## REQUIREMENTS
Every line below is to be quoted exactly, with nothing added or dropped.
● ● ● ●
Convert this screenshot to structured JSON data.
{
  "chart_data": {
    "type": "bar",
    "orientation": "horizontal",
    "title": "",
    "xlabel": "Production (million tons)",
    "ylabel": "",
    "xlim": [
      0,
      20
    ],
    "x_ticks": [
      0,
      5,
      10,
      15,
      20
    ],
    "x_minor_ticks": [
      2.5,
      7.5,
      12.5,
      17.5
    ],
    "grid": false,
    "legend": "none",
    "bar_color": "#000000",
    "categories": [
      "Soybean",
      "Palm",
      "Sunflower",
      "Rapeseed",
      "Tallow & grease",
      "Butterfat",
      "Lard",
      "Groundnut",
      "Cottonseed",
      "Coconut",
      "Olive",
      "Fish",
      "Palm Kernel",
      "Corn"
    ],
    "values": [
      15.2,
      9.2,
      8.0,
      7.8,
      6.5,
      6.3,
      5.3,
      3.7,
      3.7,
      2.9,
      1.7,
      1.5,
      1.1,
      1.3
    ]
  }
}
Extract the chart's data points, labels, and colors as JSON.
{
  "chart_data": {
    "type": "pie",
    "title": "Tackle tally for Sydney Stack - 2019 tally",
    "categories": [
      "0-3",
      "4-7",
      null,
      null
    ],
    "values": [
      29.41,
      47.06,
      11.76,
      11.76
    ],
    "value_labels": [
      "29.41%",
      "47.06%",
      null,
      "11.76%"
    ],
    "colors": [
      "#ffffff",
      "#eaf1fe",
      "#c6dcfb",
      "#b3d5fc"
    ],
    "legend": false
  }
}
● ● ● ●
## RESPONSE TO THE TASK
Convert this screenshot to structured JSON data.
{
  "chart_data": {
    "type": "bar",
    "orientation": "horizontal",
    "title": "",
    "xlabel": "Production (million tons)",
    "ylabel": "",
    "xlim": [
      0,
      20
    ],
    "x_ticks": [
      0,
      5,
      10,
      15,
      20
    ],
    "x_minor_ticks": [
      2.5,
      7.5,
      12.5,
      17.5
    ],
    "grid": false,
    "legend": "none",
    "bar_color": "#000000",
    "categories": [
      "Soybean",
      "Palm",
      "Sunflower",
      "Rapeseed",
      "Tallow & grease",
      "Butterfat",
      "Lard",
      "Groundnut",
      "Cottonseed",
      "Coconut",
      "Olive",
      "Fish",
      "Palm Kernel",
      "Corn"
    ],
    "values": [
      15.2,
      9.2,
      8.0,
      7.8,
      6.5,
      6.3,
      5.3,
      3.7,
      3.7,
      2.9,
      1.7,
      1.5,
      1.1,
      1.3
    ]
  }
}
Extract the chart's data points, labels, and colors as JSON.
{
  "chart_data": {
    "type": "pie",
    "title": "Tackle tally for Sydney Stack - 2019 tally",
    "categories": [
      "0-3",
      "4-7",
      null,
      null
    ],
    "values": [
      29.41,
      47.06,
      11.76,
      11.76
    ],
    "value_labels": [
      "29.41%",
      "47.06%",
      null,
      "11.76%"
    ],
    "colors": [
      "#ffffff",
      "#eaf1fe",
      "#c6dcfb",
      "#b3d5fc"
    ],
    "legend": false
  }
}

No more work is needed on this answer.